━━ Given data ━━

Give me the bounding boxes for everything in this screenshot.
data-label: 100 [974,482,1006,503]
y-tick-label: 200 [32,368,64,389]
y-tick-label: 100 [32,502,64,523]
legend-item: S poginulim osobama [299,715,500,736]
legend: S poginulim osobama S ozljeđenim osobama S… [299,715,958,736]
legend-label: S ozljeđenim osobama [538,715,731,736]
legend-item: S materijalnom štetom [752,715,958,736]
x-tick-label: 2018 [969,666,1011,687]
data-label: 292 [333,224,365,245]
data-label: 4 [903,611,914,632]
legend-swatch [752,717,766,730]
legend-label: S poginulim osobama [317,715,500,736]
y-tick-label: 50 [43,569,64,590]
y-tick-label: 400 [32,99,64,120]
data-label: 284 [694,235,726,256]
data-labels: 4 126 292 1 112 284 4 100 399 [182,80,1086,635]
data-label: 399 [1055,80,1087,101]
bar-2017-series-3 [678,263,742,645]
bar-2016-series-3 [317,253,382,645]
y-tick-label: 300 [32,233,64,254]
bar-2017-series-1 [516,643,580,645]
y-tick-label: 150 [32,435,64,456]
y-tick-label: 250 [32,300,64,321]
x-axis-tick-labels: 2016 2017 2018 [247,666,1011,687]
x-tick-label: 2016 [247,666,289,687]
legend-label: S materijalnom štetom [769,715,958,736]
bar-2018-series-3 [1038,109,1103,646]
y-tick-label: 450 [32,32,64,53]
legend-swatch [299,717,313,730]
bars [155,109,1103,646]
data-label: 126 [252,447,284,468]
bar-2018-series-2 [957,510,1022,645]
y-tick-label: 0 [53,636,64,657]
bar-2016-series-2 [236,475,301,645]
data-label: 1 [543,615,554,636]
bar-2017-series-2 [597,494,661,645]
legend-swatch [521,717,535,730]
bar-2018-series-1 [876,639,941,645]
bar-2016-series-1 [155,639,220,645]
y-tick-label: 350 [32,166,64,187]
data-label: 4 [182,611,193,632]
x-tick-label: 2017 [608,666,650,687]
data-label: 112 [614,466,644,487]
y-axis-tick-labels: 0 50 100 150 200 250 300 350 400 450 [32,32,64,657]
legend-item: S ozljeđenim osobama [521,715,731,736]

━━━
━━ Given data ━━

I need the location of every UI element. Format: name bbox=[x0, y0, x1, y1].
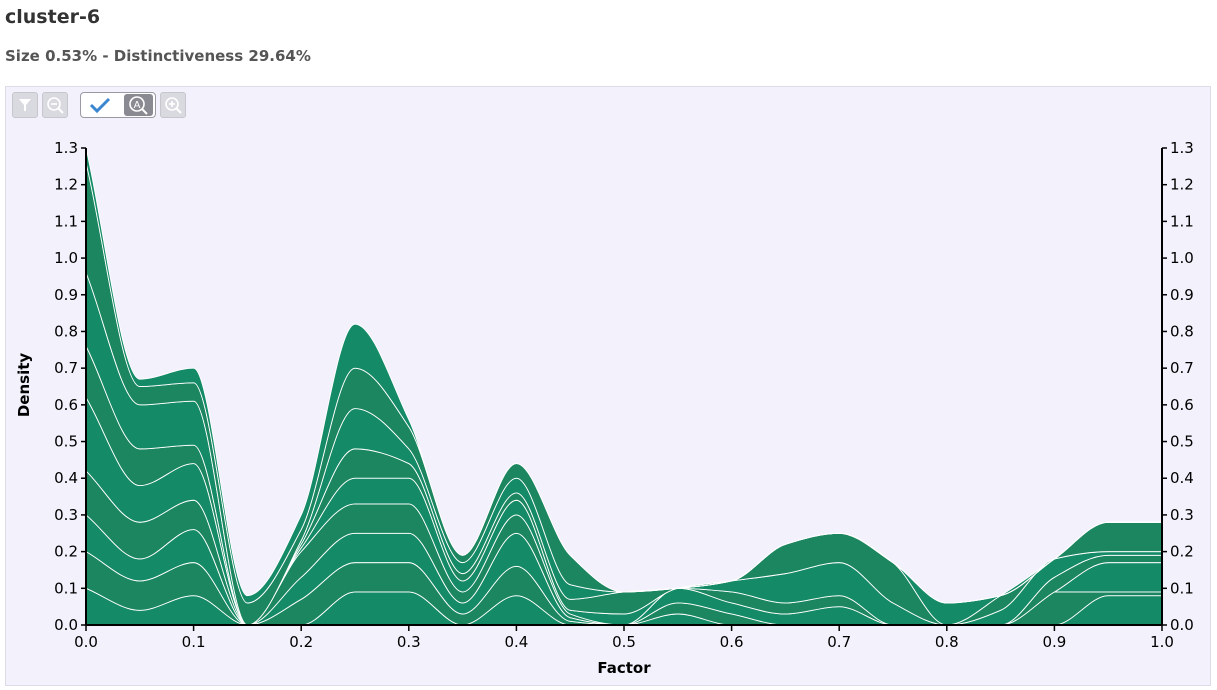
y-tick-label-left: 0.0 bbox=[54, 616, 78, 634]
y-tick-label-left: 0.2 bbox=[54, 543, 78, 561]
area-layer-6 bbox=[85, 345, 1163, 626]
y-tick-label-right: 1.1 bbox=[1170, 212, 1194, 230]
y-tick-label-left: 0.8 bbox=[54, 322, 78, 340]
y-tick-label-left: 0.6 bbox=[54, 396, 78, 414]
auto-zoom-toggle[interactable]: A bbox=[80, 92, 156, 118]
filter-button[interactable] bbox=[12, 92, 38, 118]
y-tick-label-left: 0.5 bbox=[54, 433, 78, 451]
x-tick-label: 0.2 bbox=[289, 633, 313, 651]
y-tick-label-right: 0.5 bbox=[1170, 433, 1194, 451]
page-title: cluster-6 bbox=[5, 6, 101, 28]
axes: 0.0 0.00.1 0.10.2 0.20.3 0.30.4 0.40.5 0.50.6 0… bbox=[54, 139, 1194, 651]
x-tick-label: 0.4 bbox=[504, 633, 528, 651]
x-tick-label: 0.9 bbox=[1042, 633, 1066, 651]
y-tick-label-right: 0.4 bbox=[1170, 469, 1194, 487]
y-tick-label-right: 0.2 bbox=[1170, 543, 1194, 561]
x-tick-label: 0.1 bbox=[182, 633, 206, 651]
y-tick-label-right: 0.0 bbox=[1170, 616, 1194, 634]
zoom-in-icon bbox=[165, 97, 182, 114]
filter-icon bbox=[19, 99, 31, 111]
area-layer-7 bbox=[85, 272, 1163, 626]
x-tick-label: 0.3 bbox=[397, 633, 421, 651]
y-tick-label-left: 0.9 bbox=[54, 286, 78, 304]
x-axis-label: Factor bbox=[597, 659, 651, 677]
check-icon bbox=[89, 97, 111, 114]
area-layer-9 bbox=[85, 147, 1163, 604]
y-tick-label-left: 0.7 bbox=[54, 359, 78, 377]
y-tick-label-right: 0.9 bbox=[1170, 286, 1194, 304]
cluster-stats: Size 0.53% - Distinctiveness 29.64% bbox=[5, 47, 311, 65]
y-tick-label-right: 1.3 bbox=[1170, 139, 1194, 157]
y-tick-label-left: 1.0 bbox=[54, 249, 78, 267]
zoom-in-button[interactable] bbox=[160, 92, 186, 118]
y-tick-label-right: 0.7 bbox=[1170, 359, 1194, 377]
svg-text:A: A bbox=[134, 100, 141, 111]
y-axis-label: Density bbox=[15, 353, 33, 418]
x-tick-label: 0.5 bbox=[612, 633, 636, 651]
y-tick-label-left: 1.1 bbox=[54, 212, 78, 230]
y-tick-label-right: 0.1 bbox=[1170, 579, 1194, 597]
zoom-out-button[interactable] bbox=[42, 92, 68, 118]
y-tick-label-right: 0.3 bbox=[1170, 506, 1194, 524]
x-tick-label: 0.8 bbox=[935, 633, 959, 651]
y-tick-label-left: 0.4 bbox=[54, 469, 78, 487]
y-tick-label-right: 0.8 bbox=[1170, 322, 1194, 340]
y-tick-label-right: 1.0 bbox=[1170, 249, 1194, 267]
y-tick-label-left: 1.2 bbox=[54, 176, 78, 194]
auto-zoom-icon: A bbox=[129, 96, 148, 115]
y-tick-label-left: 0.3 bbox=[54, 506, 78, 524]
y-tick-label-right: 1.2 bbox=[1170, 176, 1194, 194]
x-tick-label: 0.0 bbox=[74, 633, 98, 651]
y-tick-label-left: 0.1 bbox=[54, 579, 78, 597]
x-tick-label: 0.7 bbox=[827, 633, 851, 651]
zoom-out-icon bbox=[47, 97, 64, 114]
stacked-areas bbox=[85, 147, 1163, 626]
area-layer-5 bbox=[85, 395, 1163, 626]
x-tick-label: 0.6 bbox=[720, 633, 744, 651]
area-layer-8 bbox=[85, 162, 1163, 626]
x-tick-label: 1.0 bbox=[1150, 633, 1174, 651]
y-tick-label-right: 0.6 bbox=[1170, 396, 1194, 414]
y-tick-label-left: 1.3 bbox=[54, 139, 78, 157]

━━━
━━ Given data ━━

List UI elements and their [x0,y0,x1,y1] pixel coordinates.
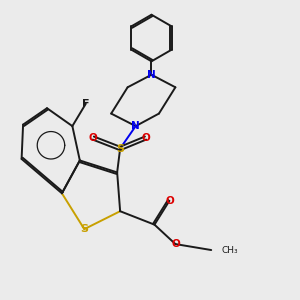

━━━

Rewrite the part of the items that opens with the line containing "Give me the" and closes with the line containing "data-label: 112 [614,466,644,487]", replacing "legend-swatch" with "legend-marker" and leaving everything else unchanged. Output only those lines.

Give me the bounding boxes for everything in this screenshot.
data-label: 100 [974,482,1006,503]
y-tick-label: 200 [32,368,64,389]
y-tick-label: 100 [32,502,64,523]
legend-item: S poginulim osobama [299,715,500,736]
legend: S poginulim osobama S ozljeđenim osobama S… [299,715,958,736]
legend-label: S ozljeđenim osobama [538,715,731,736]
legend-item: S materijalnom štetom [752,715,958,736]
x-tick-label: 2018 [969,666,1011,687]
data-label: 292 [333,224,365,245]
data-label: 4 [903,611,914,632]
legend-marker [752,717,766,730]
legend-label: S poginulim osobama [317,715,500,736]
y-tick-label: 50 [43,569,64,590]
y-tick-label: 400 [32,99,64,120]
data-label: 284 [694,235,726,256]
data-labels: 4 126 292 1 112 284 4 100 399 [182,80,1086,635]
data-label: 399 [1055,80,1087,101]
bar-2017-series-3 [678,263,742,645]
bar-2016-series-3 [317,253,382,645]
y-tick-label: 300 [32,233,64,254]
bar-2017-series-1 [516,643,580,645]
y-tick-label: 150 [32,435,64,456]
y-tick-label: 250 [32,300,64,321]
x-axis-tick-labels: 2016 2017 2018 [247,666,1011,687]
x-tick-label: 2016 [247,666,289,687]
legend-label: S materijalnom štetom [769,715,958,736]
bar-2018-series-3 [1038,109,1103,646]
y-tick-label: 450 [32,32,64,53]
legend-marker [299,717,313,730]
bars [155,109,1103,646]
data-label: 126 [252,447,284,468]
bar-2018-series-2 [957,510,1022,645]
y-tick-label: 0 [53,636,64,657]
bar-2016-series-2 [236,475,301,645]
data-label: 1 [543,615,554,636]
bar-2017-series-2 [597,494,661,645]
legend-marker [521,717,535,730]
bar-2018-series-1 [876,639,941,645]
bar-2016-series-1 [155,639,220,645]
y-tick-label: 350 [32,166,64,187]
data-label: 4 [182,611,193,632]
x-tick-label: 2017 [608,666,650,687]
data-label: 112 [614,466,644,487]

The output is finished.